◆ **Provided data**:
--

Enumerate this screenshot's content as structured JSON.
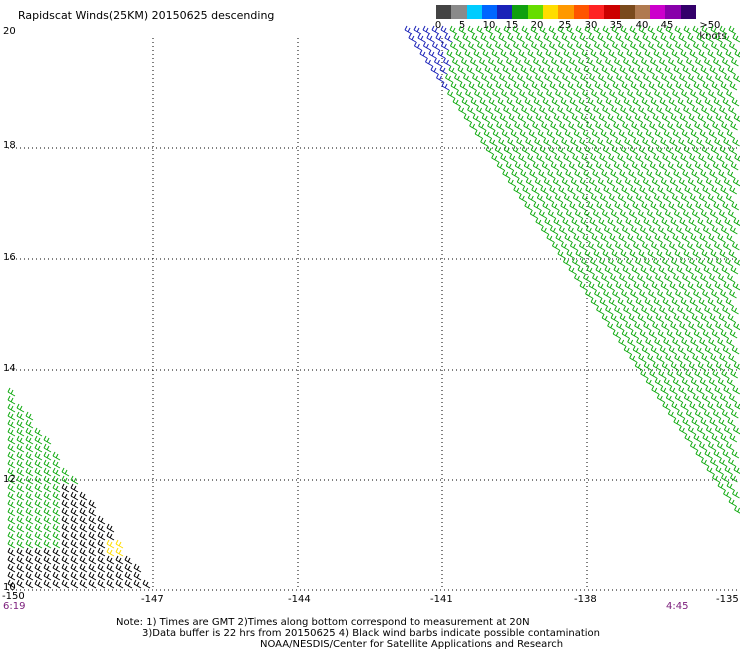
{
  "title": "Rapidscat Winds(25KM) 20150625 descending",
  "legend": {
    "labels": [
      "0",
      "5",
      "10",
      "15",
      "20",
      "25",
      "30",
      "35",
      "40",
      "45",
      ">50 knots"
    ],
    "colors": [
      "#444444",
      "#8a8a8a",
      "#00ccff",
      "#0066ff",
      "#1a22b8",
      "#10a010",
      "#66dd00",
      "#ffdd00",
      "#ff9900",
      "#ff5500",
      "#ff2222",
      "#cc0000",
      "#7a4a1c",
      "#b07a50",
      "#cc00cc",
      "#8800aa",
      "#33006a"
    ]
  },
  "map": {
    "lat_labels": [
      "20",
      "18",
      "16",
      "14",
      "12",
      "10"
    ],
    "lon_labels": [
      "-150",
      "-147",
      "-144",
      "-141",
      "-138",
      "-135"
    ],
    "time_left": "6:19",
    "time_right": "4:45",
    "barb_colors": {
      "green": "#11aa11",
      "blue": "#1a22b8",
      "black": "#000000",
      "yellow": "#ffdd00"
    }
  },
  "note": {
    "line1": "Note: 1) Times are GMT 2)Times along bottom correspond to measurement at 20N",
    "line2": "3)Data buffer is 22 hrs from 20150625 4) Black wind barbs indicate possible contamination",
    "line3": "NOAA/NESDIS/Center for Satellite Applications and Research"
  }
}
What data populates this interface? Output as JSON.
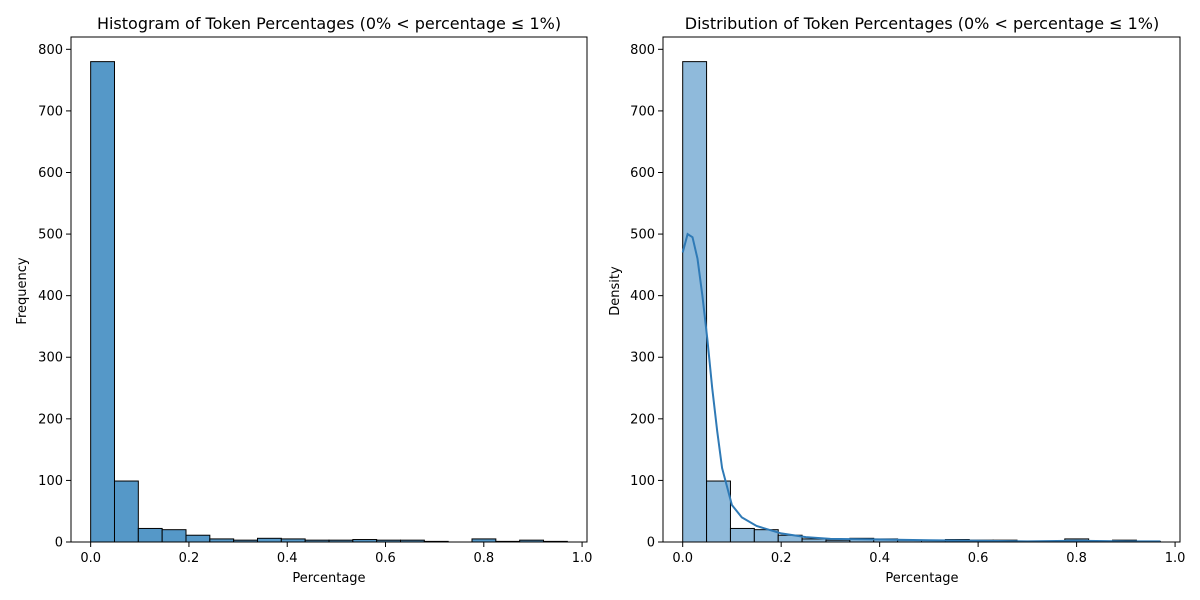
{
  "colors": {
    "hist_fill_left": "#5598c8",
    "hist_fill_right": "#8fbadb",
    "edge": "#000000",
    "kde_line": "#2f7ab6"
  },
  "chart_data": [
    {
      "type": "bar",
      "title": "Histogram of Token Percentages (0% < percentage ≤ 1%)",
      "xlabel": "Percentage",
      "ylabel": "Frequency",
      "xlim": [
        -0.04,
        1.01
      ],
      "ylim": [
        0,
        820
      ],
      "xticks": [
        0.0,
        0.2,
        0.4,
        0.6,
        0.8,
        1.0
      ],
      "xtick_labels": [
        "0.0",
        "0.2",
        "0.4",
        "0.6",
        "0.8",
        "1.0"
      ],
      "yticks": [
        0,
        100,
        200,
        300,
        400,
        500,
        600,
        700,
        800
      ],
      "bin_start": 0.0,
      "bin_width": 0.0485,
      "values": [
        780,
        99,
        22,
        20,
        11,
        5,
        3,
        6,
        5,
        3,
        3,
        4,
        3,
        3,
        1,
        0,
        5,
        1,
        3,
        1
      ],
      "grid": false
    },
    {
      "type": "bar",
      "title": "Distribution of Token Percentages (0% < percentage ≤ 1%)",
      "xlabel": "Percentage",
      "ylabel": "Density",
      "xlim": [
        -0.04,
        1.01
      ],
      "ylim": [
        0,
        820
      ],
      "xticks": [
        0.0,
        0.2,
        0.4,
        0.6,
        0.8,
        1.0
      ],
      "xtick_labels": [
        "0.0",
        "0.2",
        "0.4",
        "0.6",
        "0.8",
        "1.0"
      ],
      "yticks": [
        0,
        100,
        200,
        300,
        400,
        500,
        600,
        700,
        800
      ],
      "bin_start": 0.0,
      "bin_width": 0.0485,
      "values": [
        780,
        99,
        22,
        20,
        11,
        5,
        3,
        6,
        5,
        3,
        3,
        4,
        3,
        3,
        1,
        0,
        5,
        1,
        3,
        1
      ],
      "kde": {
        "x": [
          0.0,
          0.01,
          0.02,
          0.03,
          0.04,
          0.05,
          0.06,
          0.07,
          0.08,
          0.1,
          0.12,
          0.15,
          0.2,
          0.25,
          0.3,
          0.4,
          0.5,
          0.6,
          0.7,
          0.8,
          0.9,
          0.97
        ],
        "y": [
          470,
          500,
          495,
          460,
          400,
          330,
          250,
          180,
          120,
          60,
          40,
          26,
          14,
          8,
          5,
          4,
          3,
          2,
          1,
          2,
          1,
          1
        ]
      },
      "grid": false
    }
  ]
}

--

Pick every line with "this" in it and copy it.

Enumerate this screenshot's content as structured JSON.
What data populates this interface? Output as JSON.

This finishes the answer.